▶ [Problem to work on] Print the data exactly as it is given, please.

▶ [Given information]
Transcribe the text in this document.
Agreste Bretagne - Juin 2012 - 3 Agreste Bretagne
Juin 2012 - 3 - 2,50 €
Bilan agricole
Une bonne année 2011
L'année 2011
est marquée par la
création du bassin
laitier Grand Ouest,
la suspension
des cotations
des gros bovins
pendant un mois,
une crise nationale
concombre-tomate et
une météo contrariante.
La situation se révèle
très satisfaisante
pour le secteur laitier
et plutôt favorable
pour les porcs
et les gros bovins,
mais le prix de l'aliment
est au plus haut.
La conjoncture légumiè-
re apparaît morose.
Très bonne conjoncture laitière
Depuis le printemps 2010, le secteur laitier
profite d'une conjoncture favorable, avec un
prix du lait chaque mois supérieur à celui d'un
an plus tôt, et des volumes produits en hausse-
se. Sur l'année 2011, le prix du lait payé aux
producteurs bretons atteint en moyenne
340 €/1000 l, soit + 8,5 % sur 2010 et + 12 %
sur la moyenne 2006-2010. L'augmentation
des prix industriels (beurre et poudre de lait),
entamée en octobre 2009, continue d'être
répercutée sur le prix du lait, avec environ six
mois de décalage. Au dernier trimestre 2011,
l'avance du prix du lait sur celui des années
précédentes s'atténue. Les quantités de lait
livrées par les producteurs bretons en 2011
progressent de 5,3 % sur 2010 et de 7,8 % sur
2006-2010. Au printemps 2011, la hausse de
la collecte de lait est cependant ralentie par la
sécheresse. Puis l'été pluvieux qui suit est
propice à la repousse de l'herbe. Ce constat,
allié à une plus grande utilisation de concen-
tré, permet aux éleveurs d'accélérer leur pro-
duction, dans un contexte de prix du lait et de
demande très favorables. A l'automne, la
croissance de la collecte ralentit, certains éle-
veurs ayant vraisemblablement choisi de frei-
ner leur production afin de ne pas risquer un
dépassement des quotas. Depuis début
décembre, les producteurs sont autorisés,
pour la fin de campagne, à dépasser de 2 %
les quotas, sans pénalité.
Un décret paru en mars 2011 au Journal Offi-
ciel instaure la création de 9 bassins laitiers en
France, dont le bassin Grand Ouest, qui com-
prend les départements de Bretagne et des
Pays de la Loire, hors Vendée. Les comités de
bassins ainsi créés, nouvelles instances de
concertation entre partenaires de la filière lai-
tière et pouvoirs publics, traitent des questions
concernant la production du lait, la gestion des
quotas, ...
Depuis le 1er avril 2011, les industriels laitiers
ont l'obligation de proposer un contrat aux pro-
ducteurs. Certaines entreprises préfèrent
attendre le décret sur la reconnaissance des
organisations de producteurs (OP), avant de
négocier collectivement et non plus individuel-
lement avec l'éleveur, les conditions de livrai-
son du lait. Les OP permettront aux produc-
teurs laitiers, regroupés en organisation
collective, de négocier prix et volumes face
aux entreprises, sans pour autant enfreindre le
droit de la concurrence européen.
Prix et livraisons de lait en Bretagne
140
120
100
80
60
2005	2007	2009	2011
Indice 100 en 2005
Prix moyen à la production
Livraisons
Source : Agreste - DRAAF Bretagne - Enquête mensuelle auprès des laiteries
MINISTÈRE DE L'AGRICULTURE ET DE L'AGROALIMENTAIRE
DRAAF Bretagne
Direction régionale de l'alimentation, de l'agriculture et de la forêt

▶ [Correct result]
Transcribe the text in this document.
Agreste Bretagne - Juin 2012 - 3 Agreste Bretagne
Juin 2012 - 3 - 2,50 €
Bilan agricole
Une bonne année 2011
L'année 2011
est marquée par la
création du bassin
laitier Grand Ouest,
la suspension
des cotations
des gros bovins
pendant un mois,
une crise nationale
concombre-tomate et
une météo contrariante.
La situation se révèle
très satisfaisante
pour le secteur laitier
et plutôt favorable
pour les porcs
et les gros bovins,
mais le prix de l'aliment
est au plus haut.
La conjoncture légumiè-
re apparaît morose.
Très bonne conjoncture laitière
Depuis le printemps 2010, le secteur laitier
profite d'une conjoncture favorable, avec un
prix du lait chaque mois supérieur à celui d'un
an plus tôt, et des volumes produits en hausse-
se. Sur l'année 2011, le prix du lait payé aux
producteurs bretons atteint en moyenne
340 €/1000 l, soit + 8,5 % sur 2010 et + 12 %
sur la moyenne 2006-2010. L'augmentation
des prix industriels (beurre et poudre de lait),
entamée en octobre 2009, continue d'être
répercutée sur le prix du lait, avec environ six
mois de décalage. Au dernier trimestre 2011,
l'avance du prix du lait sur celui des années
précédentes s'atténue. Les quantités de lait
livrées par les producteurs bretons en 2011
progressent de 5,3 % sur 2010 et de 7,8 % sur
2006-2010. Au printemps 2011, la hausse de
la collecte de lait est cependant ralentie par la
sécheresse. Puis l'été pluvieux qui suit est
propice à la repousse de l'herbe. Ce constat,
allié à une plus grande utilisation de concen-
tré, permet aux éleveurs d'accélérer leur pro-
duction, dans un contexte de prix du lait et de
demande très favorables. A l'automne, la
croissance de la collecte ralentit, certains éle-
veurs ayant vraisemblablement choisi de frei-
ner leur production afin de ne pas risquer un
dépassement des quotas. Depuis début
décembre, les producteurs sont autorisés,
pour la fin de campagne, à dépasser de 2 %
les quotas, sans pénalité.
Un décret paru en mars 2011 au Journal Offi-
ciel instaure la création de 9 bassins laitiers en
France, dont le bassin Grand Ouest, qui com-
prend les départements de Bretagne et des
Pays de la Loire, hors Vendée. Les comités de
bassins ainsi créés, nouvelles instances de
concertation entre partenaires de la filière lai-
tière et pouvoirs publics, traitent des questions
concernant la production du lait, la gestion des
quotas, ...
Depuis le 1er avril 2011, les industriels laitiers
ont l'obligation de proposer un contrat aux pro-
ducteurs. Certaines entreprises préfèrent
attendre le décret sur la reconnaissance des
organisations de producteurs (OP), avant de
négocier collectivement et non plus individuel-
lement avec l'éleveur, les conditions de livrai-
son du lait. Les OP permettront aux produc-
teurs laitiers, regroupés en organisation
collective, de négocier prix et volumes face
aux entreprises, sans pour autant enfreindre le
droit de la concurrence européen.
Prix et livraisons de lait en Bretagne
140
120
100
80
60
2005	2007	2009	2011
Indice 100 en 2005
Prix moyen à la production
Livraisons
Source : Agreste - DRAAF Bretagne - Enquête mensuelle auprès des laiteries
MINISTÈRE DE L'AGRICULTURE ET DE L'AGROALIMENTAIRE
DRAAF Bretagne
Direction régionale de l'alimentation, de l'agriculture et de la forêt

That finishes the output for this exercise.